Repeat every record below exactly as written.

#### Information shown ####

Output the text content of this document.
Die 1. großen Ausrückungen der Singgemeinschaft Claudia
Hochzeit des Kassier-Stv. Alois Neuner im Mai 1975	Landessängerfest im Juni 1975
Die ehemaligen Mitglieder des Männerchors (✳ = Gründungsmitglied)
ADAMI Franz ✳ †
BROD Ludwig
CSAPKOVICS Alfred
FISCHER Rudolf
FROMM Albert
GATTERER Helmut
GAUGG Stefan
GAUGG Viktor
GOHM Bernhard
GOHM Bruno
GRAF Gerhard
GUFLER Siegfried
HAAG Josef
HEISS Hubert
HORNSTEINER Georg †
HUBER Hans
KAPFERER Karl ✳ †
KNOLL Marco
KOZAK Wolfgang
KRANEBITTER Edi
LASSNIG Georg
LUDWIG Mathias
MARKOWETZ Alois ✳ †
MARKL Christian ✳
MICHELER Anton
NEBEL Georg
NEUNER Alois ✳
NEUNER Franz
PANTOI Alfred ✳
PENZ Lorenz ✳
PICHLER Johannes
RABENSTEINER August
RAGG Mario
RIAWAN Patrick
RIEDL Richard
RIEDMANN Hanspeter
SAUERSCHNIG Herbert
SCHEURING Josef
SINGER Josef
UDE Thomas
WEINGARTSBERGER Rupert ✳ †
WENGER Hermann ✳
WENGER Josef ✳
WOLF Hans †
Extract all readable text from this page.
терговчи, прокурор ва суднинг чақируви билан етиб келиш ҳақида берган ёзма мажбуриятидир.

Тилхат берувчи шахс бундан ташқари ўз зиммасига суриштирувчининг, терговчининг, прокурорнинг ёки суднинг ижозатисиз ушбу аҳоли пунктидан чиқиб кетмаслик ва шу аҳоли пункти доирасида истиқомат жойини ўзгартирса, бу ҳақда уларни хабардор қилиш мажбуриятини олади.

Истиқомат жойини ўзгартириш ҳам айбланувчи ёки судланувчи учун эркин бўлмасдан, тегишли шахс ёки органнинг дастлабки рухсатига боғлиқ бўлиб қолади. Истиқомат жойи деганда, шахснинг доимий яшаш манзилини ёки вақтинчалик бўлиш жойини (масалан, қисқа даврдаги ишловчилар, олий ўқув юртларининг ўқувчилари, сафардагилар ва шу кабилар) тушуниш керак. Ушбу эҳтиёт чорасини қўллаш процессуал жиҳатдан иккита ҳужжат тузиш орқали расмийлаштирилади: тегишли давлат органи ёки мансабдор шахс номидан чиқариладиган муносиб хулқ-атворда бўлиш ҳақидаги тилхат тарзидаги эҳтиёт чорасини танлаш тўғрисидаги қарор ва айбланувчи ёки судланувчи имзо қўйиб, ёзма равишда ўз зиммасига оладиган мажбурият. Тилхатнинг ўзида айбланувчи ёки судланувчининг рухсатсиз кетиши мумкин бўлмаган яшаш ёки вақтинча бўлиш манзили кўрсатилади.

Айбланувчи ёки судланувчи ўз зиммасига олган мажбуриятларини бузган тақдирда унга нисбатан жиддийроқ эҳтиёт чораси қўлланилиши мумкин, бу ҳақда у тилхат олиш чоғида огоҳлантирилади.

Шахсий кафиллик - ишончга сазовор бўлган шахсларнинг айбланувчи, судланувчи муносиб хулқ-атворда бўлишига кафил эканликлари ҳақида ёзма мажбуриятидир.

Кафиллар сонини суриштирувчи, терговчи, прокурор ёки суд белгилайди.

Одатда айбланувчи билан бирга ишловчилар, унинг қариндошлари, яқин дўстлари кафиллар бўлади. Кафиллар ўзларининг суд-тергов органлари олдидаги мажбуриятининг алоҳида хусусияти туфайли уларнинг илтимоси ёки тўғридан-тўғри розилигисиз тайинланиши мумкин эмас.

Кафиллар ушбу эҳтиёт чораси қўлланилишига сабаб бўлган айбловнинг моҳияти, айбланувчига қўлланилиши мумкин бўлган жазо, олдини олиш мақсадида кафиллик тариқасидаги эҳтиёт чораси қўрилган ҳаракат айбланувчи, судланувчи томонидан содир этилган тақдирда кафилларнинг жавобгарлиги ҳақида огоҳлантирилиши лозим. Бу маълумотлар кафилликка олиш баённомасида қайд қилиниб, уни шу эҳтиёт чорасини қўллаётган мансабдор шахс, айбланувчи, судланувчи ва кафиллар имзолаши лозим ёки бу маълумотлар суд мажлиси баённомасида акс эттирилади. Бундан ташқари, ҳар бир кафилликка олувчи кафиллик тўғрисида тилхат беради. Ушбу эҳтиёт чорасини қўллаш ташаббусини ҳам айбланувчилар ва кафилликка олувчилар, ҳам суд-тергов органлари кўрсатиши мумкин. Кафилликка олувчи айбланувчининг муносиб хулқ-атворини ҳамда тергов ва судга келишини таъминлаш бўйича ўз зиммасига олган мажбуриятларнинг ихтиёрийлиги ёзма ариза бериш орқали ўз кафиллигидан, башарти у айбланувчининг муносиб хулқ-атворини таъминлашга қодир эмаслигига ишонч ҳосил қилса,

####

■ **Correct result**:
Output the text content of this document.
Die 1. großen Ausrückungen der Singgemeinschaft Claudia
Hochzeit des Kassier-Stv. Alois Neuner im Mai 1975	Landessängerfest im Juni 1975
Die ehemaligen Mitglieder des Männerchors (✳ = Gründungsmitglied)
ADAMI Franz ✳ †
BROD Ludwig
CSAPKOVICS Alfred
FISCHER Rudolf
FROMM Albert
GATTERER Helmut
GAUGG Stefan
GAUGG Viktor
GOHM Bernhard
GOHM Bruno
GRAF Gerhard
GUFLER Siegfried
HAAG Josef
HEISS Hubert
HORNSTEINER Georg †
HUBER Hans
KAPFERER Karl ✳ †
KNOLL Marco
KOZAK Wolfgang
KRANEBITTER Edi
LASSNIG Georg
LUDWIG Mathias
MARKOWETZ Alois ✳ †
MARKL Christian ✳
MICHELER Anton
NEBEL Georg
NEUNER Alois ✳
NEUNER Franz
PANTOI Alfred ✳
PENZ Lorenz ✳
PICHLER Johannes
RABENSTEINER August
RAGG Mario
RIAWAN Patrick
RIEDL Richard
RIEDMANN Hanspeter
SAUERSCHNIG Herbert
SCHEURING Josef
SINGER Josef
UDE Thomas
WEINGARTSBERGER Rupert ✳ †
WENGER Hermann ✳
WENGER Josef ✳
WOLF Hans †
Extract all readable text from this page.
терговчи, прокурор ва суднинг чақируви билан етиб келиш ҳақида берган ёзма мажбуриятидир.

Тилхат берувчи шахс бундан ташқари ўз зиммасига суриштирувчининг, терговчининг, прокурорнинг ёки суднинг ижозатисиз ушбу аҳоли пунктидан чиқиб кетмаслик ва шу аҳоли пункти доирасида истиқомат жойини ўзгартирса, бу ҳақда уларни хабардор қилиш мажбуриятини олади.

Истиқомат жойини ўзгартириш ҳам айбланувчи ёки судланувчи учун эркин бўлмасдан, тегишли шахс ёки органнинг дастлабки рухсатига боғлиқ бўлиб қолади. Истиқомат жойи деганда, шахснинг доимий яшаш манзилини ёки вақтинчалик бўлиш жойини (масалан, қисқа даврдаги ишловчилар, олий ўқув юртларининг ўқувчилари, сафардагилар ва шу кабилар) тушуниш керак. Ушбу эҳтиёт чорасини қўллаш процессуал жиҳатдан иккита ҳужжат тузиш орқали расмийлаштирилади: тегишли давлат органи ёки мансабдор шахс номидан чиқариладиган муносиб хулқ-атворда бўлиш ҳақидаги тилхат тарзидаги эҳтиёт чорасини танлаш тўғрисидаги қарор ва айбланувчи ёки судланувчи имзо қўйиб, ёзма равишда ўз зиммасига оладиган мажбурият. Тилхатнинг ўзида айбланувчи ёки судланувчининг рухсатсиз кетиши мумкин бўлмаган яшаш ёки вақтинча бўлиш манзили кўрсатилади.

Айбланувчи ёки судланувчи ўз зиммасига олган мажбуриятларини бузган тақдирда унга нисбатан жиддийроқ эҳтиёт чораси қўлланилиши мумкин, бу ҳақда у тилхат олиш чоғида огоҳлантирилади.

Шахсий кафиллик - ишончга сазовор бўлган шахсларнинг айбланувчи, судланувчи муносиб хулқ-атворда бўлишига кафил эканликлари ҳақида ёзма мажбуриятидир.

Кафиллар сонини суриштирувчи, терговчи, прокурор ёки суд белгилайди.

Одатда айбланувчи билан бирга ишловчилар, унинг қариндошлари, яқин дўстлари кафиллар бўлади. Кафиллар ўзларининг суд-тергов органлари олдидаги мажбуриятининг алоҳида хусусияти туфайли уларнинг илтимоси ёки тўғридан-тўғри розилигисиз тайинланиши мумкин эмас.

Кафиллар ушбу эҳтиёт чораси қўлланилишига сабаб бўлган айбловнинг моҳияти, айбланувчига қўлланилиши мумкин бўлган жазо, олдини олиш мақсадида кафиллик тариқасидаги эҳтиёт чораси қўрилган ҳаракат айбланувчи, судланувчи томонидан содир этилган тақдирда кафилларнинг жавобгарлиги ҳақида огоҳлантирилиши лозим. Бу маълумотлар кафилликка олиш баённомасида қайд қилиниб, уни шу эҳтиёт чорасини қўллаётган мансабдор шахс, айбланувчи, судланувчи ва кафиллар имзолаши лозим ёки бу маълумотлар суд мажлиси баённомасида акс эттирилади. Бундан ташқари, ҳар бир кафилликка олувчи кафиллик тўғрисида тилхат беради. Ушбу эҳтиёт чорасини қўллаш ташаббусини ҳам айбланувчилар ва кафилликка олувчилар, ҳам суд-тергов органлари кўрсатиши мумкин. Кафилликка олувчи айбланувчининг муносиб хулқ-атворини ҳамда тергов ва судга келишини таъминлаш бўйича ўз зиммасига олган мажбуриятларнинг ихтиёрийлиги ёзма ариза бериш орқали ўз кафиллигидан, башарти у айбланувчининг муносиб хулқ-атворини таъминлашга қодир эмаслигига ишонч ҳосил қилса,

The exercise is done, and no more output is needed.